Requirement
Bring together all lines of the material below that contain the string "Husansamlinger".

Data for this exercise
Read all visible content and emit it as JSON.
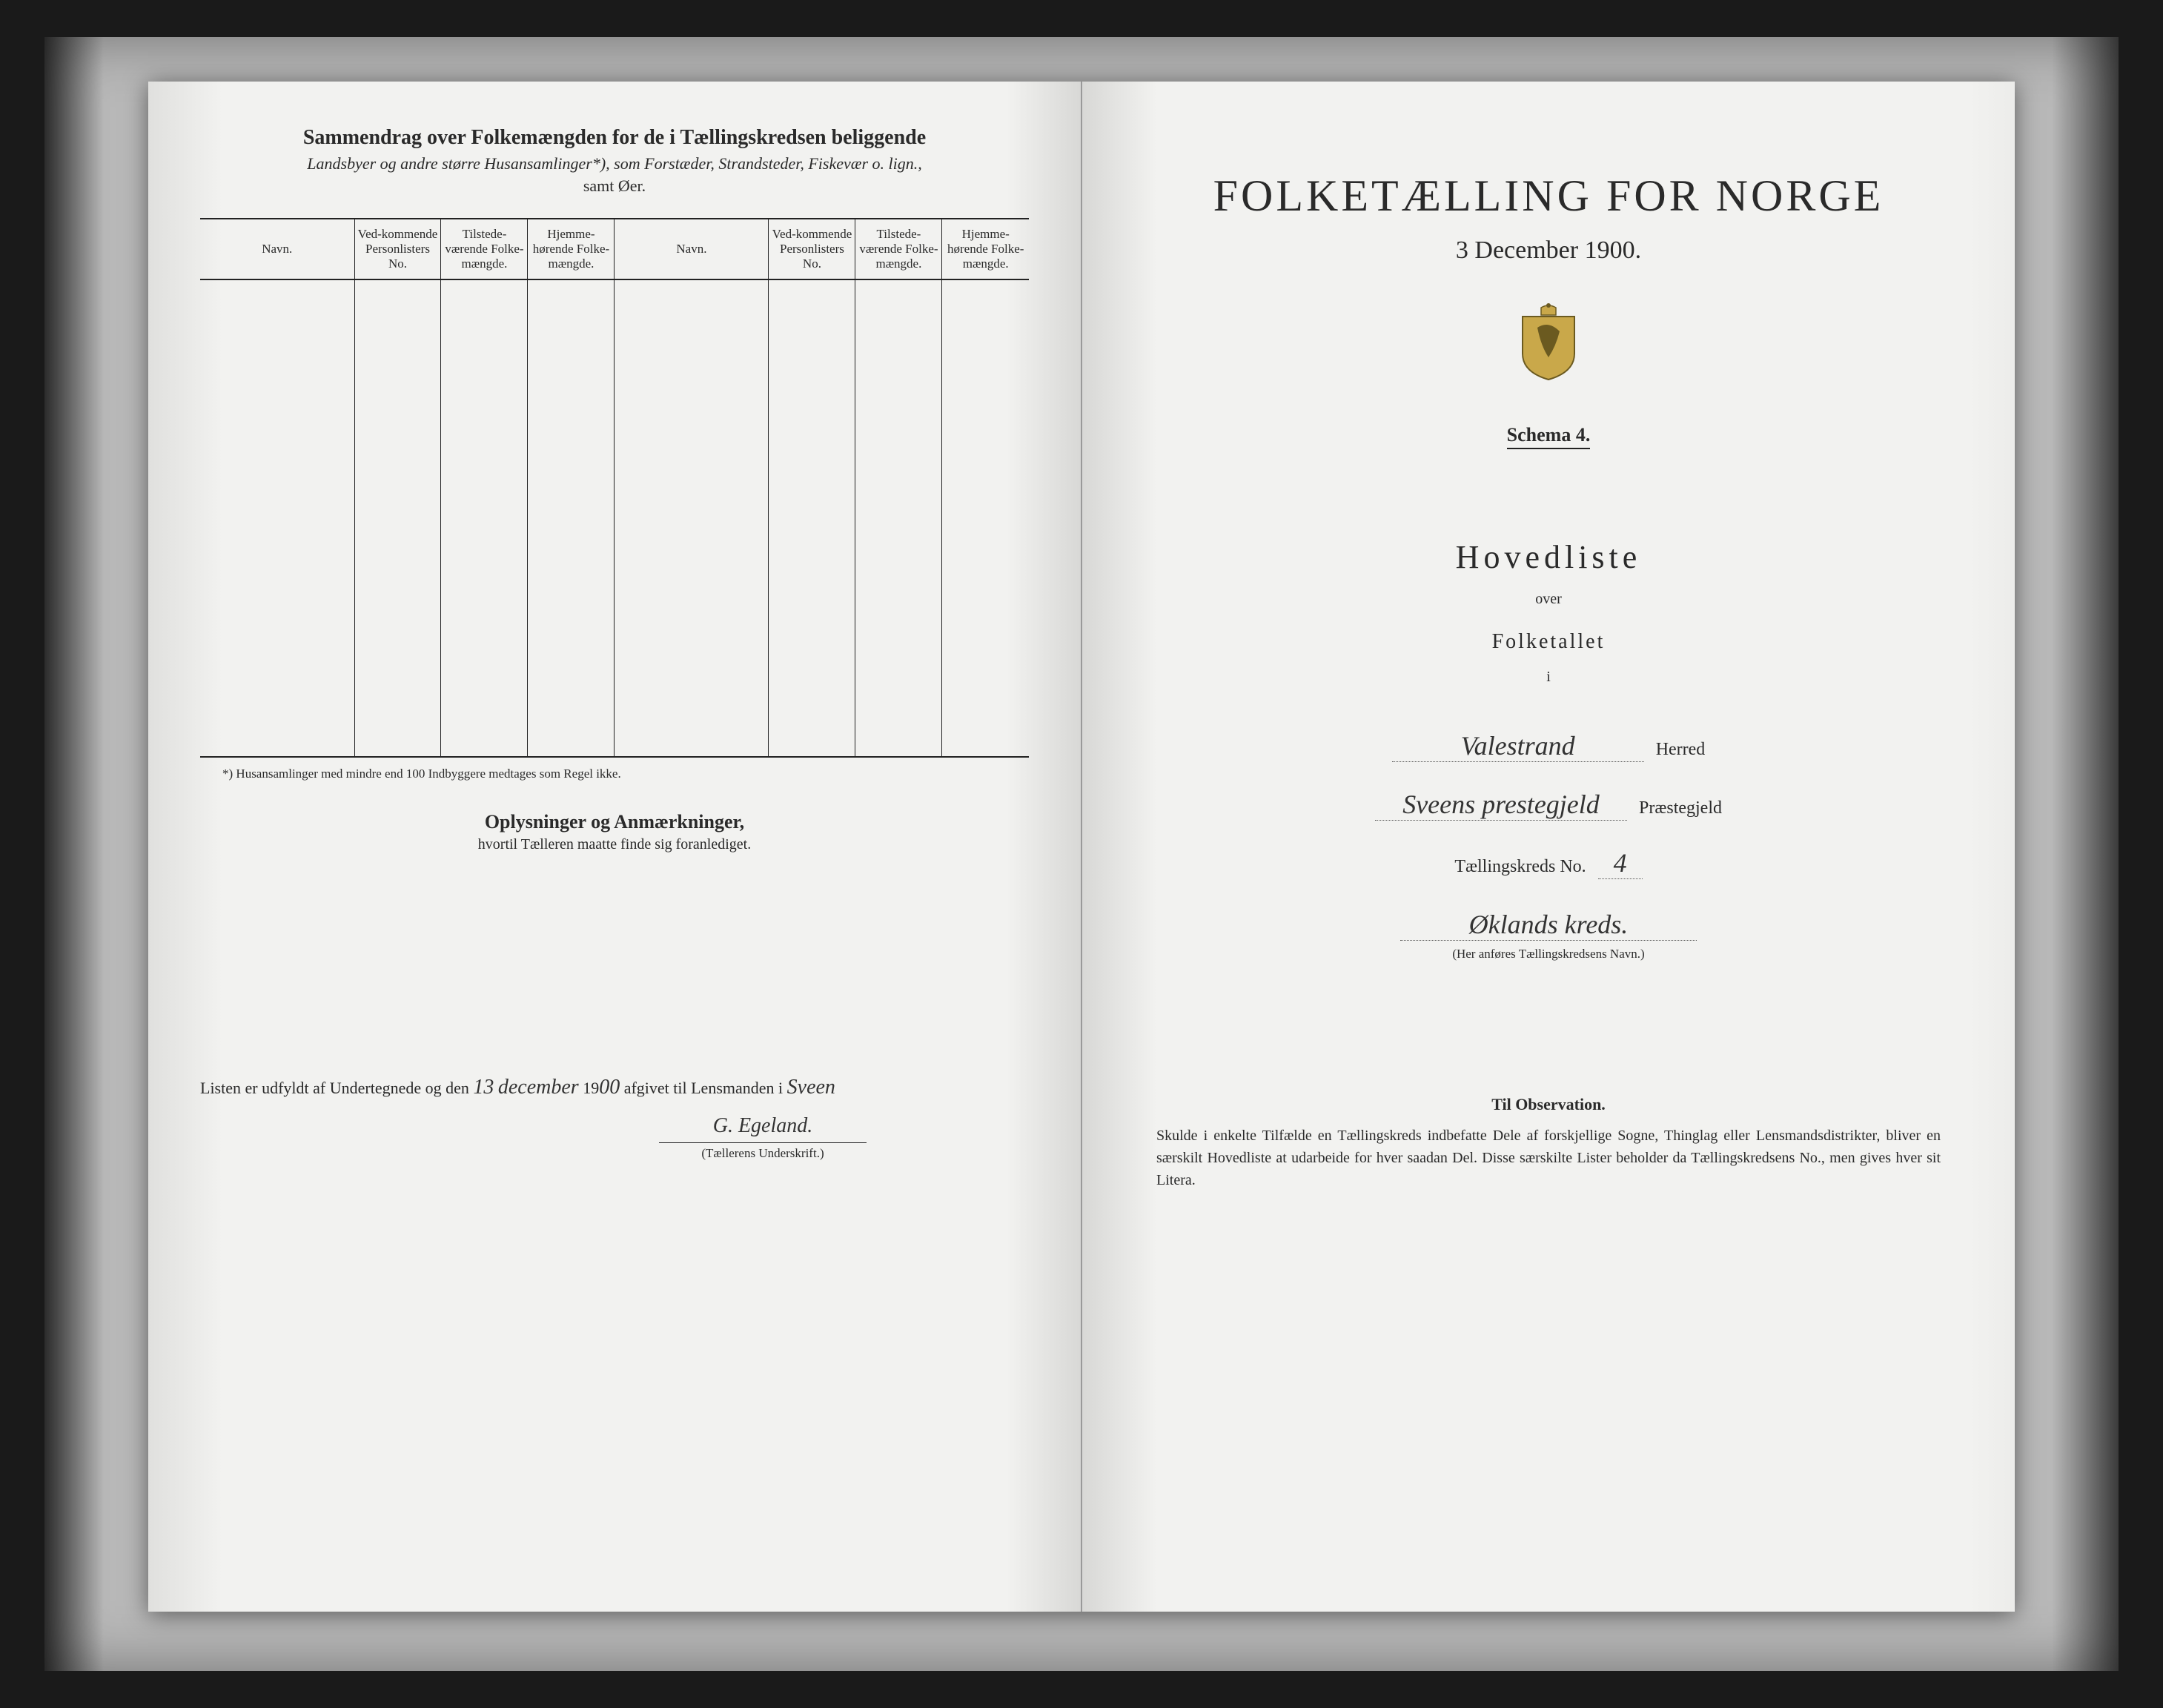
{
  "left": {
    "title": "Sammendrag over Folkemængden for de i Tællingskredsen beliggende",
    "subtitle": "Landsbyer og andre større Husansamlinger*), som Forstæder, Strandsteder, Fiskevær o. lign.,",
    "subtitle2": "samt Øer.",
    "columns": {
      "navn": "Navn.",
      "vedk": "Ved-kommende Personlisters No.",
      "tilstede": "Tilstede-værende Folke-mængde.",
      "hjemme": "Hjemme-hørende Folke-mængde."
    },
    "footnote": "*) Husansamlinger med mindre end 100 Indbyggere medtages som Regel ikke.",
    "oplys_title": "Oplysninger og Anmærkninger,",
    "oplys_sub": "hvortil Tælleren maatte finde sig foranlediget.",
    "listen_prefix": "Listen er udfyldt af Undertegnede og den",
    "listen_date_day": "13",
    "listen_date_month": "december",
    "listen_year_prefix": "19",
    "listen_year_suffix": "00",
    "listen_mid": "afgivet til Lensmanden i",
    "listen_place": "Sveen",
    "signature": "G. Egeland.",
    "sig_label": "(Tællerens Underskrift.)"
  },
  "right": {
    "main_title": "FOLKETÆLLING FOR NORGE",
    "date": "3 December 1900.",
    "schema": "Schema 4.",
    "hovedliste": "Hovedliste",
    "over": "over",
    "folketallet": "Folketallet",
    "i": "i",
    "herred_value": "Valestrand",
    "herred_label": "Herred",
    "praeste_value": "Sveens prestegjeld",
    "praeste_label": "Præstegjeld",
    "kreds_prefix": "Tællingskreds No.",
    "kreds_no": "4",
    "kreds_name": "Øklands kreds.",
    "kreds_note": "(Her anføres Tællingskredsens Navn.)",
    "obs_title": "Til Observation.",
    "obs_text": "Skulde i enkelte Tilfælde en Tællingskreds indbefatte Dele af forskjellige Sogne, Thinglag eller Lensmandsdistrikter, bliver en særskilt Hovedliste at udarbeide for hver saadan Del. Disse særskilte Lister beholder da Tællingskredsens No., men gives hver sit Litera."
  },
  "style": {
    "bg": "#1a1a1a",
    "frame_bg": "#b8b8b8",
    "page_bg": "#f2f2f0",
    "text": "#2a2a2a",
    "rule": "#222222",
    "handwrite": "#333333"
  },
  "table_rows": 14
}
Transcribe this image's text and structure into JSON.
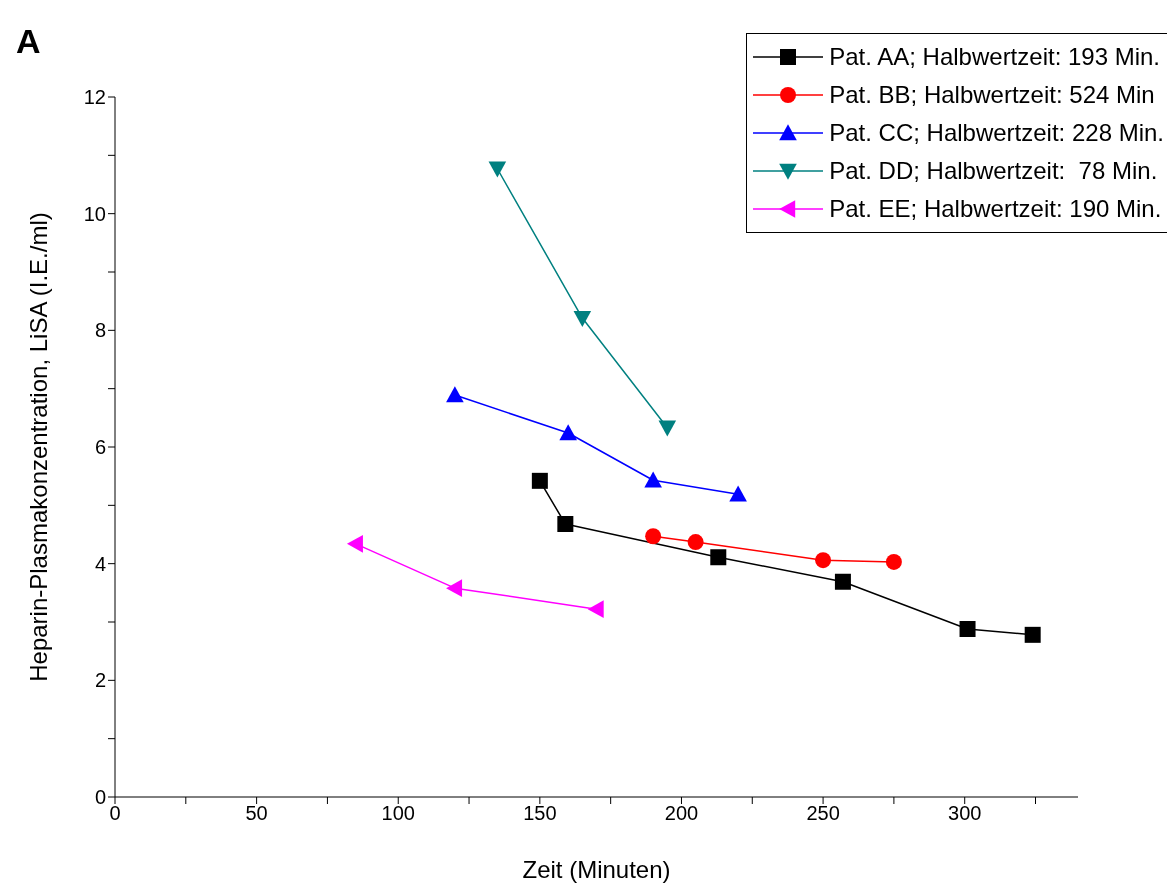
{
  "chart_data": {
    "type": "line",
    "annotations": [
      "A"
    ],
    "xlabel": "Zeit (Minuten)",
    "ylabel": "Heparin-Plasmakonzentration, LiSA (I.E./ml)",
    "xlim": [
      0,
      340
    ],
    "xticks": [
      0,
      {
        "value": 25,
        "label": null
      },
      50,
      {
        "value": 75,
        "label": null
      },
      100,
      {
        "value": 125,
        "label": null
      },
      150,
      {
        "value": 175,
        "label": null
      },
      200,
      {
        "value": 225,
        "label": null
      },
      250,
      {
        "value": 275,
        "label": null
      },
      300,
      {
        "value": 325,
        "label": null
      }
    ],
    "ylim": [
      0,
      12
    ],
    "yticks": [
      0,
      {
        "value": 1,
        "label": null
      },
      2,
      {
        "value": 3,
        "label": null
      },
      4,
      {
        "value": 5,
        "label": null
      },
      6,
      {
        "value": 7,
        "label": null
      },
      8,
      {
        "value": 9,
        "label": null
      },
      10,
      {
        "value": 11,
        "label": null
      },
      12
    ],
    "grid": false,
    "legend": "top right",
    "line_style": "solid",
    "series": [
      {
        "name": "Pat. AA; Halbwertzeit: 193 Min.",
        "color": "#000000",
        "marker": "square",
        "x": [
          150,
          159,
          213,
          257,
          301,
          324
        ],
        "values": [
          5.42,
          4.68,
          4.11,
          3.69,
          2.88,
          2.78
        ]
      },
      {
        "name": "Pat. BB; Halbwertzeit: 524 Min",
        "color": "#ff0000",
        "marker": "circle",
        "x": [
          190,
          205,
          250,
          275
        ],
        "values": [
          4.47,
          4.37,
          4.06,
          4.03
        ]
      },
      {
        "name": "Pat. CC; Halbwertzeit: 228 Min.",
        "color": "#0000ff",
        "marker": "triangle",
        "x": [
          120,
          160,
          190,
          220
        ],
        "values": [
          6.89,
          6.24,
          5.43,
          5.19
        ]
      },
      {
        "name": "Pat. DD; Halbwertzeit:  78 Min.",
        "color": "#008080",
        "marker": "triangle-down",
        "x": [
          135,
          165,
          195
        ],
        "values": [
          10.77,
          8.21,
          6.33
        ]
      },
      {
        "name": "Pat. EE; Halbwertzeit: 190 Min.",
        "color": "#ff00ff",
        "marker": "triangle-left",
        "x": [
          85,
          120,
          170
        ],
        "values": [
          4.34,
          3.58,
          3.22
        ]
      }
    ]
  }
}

Answer to the problem
    "subtitle": "Landsbyer og andre større Husansamlinger*), som Forstæder, Strandsteder, Fiskevær o. lign.,",
    "footnote": "*) Husansamlinger med mindre end 100 Indbyggere medtages som Regel ikke.",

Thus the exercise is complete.